*REQUIRED TASK*
Each line that holds the string "JSON" counts once; say how many such lines there are and add nothing.

● ● ●

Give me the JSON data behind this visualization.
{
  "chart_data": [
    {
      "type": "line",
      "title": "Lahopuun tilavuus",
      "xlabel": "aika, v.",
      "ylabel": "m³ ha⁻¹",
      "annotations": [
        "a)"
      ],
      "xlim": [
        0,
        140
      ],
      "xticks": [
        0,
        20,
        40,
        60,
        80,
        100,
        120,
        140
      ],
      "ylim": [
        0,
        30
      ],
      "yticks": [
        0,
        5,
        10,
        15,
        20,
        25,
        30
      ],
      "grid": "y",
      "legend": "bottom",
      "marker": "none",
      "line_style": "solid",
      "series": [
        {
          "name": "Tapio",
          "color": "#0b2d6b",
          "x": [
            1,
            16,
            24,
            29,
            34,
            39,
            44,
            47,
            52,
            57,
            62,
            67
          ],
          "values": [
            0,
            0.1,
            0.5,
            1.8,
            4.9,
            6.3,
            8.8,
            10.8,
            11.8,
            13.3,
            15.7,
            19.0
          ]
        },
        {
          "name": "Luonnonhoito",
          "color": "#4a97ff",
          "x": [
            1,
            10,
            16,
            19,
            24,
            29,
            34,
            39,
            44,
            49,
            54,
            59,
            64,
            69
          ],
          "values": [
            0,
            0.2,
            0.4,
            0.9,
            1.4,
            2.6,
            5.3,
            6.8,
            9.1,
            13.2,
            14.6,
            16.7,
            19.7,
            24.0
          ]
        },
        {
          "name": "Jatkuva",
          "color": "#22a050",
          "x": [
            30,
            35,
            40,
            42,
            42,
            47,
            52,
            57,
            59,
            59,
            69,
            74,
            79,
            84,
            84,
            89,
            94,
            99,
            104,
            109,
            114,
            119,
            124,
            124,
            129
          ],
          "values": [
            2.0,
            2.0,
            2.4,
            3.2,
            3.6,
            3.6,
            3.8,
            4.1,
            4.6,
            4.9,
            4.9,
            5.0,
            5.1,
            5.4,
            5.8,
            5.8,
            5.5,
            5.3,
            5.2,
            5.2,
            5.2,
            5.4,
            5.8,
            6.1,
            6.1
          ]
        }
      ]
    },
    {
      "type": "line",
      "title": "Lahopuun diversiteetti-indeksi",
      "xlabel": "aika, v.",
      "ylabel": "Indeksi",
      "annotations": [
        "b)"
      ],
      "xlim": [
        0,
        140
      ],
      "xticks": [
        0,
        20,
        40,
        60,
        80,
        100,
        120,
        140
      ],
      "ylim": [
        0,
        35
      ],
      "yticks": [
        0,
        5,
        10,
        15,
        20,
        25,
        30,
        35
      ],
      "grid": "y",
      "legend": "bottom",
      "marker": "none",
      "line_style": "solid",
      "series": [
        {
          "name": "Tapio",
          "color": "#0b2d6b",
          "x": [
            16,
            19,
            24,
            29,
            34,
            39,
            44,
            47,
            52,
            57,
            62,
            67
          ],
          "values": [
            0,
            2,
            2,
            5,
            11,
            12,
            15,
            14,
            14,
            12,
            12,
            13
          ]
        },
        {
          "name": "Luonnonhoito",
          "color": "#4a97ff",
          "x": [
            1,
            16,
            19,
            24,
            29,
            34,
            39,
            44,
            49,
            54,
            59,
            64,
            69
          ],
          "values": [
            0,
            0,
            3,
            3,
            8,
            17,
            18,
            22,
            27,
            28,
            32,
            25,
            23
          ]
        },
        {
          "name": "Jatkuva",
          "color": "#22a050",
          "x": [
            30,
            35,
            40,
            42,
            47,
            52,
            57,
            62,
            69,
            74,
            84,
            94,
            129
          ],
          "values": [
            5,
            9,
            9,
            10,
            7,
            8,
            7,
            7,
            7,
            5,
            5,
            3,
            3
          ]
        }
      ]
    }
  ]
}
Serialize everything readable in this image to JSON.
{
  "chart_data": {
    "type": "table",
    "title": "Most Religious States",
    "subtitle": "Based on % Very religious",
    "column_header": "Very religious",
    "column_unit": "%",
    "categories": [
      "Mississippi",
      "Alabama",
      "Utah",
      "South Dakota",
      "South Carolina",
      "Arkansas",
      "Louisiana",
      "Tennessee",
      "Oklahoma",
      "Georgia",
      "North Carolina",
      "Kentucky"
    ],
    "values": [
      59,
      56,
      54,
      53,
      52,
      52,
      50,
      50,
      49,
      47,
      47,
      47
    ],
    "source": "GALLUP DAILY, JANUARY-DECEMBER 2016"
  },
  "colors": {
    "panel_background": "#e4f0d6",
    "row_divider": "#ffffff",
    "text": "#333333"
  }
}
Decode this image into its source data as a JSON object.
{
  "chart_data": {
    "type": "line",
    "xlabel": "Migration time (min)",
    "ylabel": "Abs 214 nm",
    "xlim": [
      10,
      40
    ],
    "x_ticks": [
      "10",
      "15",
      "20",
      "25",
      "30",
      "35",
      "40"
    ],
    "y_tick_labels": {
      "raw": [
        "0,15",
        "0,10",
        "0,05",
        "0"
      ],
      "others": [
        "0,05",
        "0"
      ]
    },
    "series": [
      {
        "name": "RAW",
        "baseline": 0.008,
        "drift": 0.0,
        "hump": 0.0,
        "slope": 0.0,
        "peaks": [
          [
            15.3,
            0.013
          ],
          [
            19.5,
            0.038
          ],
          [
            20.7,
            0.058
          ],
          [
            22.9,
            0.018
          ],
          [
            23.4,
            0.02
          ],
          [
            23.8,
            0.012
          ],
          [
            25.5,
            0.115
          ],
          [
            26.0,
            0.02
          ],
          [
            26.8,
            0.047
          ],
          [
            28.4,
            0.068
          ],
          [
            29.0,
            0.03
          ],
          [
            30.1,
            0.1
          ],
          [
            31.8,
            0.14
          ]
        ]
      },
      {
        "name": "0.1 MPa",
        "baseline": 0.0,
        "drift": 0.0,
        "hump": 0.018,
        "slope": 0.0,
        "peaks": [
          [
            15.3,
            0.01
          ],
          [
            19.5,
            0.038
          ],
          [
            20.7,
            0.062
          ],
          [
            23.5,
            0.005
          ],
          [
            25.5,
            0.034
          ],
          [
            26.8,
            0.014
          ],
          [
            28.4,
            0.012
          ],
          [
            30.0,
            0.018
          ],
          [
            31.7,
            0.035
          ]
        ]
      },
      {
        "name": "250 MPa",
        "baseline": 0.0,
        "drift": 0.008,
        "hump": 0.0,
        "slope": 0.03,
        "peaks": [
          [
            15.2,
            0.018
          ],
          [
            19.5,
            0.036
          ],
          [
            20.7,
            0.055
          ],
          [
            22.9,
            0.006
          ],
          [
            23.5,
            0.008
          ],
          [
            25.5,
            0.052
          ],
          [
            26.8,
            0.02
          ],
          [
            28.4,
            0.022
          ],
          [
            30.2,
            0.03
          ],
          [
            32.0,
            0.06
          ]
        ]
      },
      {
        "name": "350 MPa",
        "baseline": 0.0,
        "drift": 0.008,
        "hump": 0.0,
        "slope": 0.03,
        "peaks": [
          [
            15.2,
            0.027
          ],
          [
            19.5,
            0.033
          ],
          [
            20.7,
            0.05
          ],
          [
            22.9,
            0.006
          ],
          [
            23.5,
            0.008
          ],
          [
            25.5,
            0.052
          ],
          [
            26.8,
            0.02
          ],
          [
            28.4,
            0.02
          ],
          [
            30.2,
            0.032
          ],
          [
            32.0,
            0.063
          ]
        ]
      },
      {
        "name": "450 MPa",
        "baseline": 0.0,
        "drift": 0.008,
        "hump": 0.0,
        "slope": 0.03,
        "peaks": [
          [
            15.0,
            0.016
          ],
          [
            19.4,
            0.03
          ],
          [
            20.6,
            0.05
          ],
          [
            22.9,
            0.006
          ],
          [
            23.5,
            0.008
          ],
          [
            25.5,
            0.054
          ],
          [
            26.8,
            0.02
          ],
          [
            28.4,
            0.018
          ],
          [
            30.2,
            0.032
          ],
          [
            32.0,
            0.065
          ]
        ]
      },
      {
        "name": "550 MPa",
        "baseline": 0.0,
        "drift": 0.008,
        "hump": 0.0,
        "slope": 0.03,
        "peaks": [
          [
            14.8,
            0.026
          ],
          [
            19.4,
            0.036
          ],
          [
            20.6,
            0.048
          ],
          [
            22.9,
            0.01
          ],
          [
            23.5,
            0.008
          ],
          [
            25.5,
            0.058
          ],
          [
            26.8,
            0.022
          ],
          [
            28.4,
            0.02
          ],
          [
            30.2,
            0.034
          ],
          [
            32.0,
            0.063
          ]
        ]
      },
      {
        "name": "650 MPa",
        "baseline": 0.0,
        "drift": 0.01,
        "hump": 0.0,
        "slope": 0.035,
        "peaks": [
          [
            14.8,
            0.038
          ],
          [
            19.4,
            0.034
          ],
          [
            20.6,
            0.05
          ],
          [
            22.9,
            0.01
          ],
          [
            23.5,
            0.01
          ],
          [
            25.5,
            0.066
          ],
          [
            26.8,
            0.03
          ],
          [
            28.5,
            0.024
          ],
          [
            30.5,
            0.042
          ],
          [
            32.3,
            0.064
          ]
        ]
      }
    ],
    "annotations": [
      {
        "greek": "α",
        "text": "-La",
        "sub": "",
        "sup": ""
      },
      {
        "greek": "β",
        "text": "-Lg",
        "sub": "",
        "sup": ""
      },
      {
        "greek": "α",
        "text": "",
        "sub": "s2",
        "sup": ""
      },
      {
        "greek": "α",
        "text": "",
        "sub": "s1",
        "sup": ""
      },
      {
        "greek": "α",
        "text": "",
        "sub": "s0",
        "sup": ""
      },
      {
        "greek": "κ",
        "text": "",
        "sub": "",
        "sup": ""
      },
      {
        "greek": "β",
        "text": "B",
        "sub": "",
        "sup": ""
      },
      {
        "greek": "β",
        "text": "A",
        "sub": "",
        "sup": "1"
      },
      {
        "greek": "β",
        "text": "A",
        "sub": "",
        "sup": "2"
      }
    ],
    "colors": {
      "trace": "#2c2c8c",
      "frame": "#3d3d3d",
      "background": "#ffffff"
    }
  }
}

● ● ●

*EXERCISE SOLUTION*
3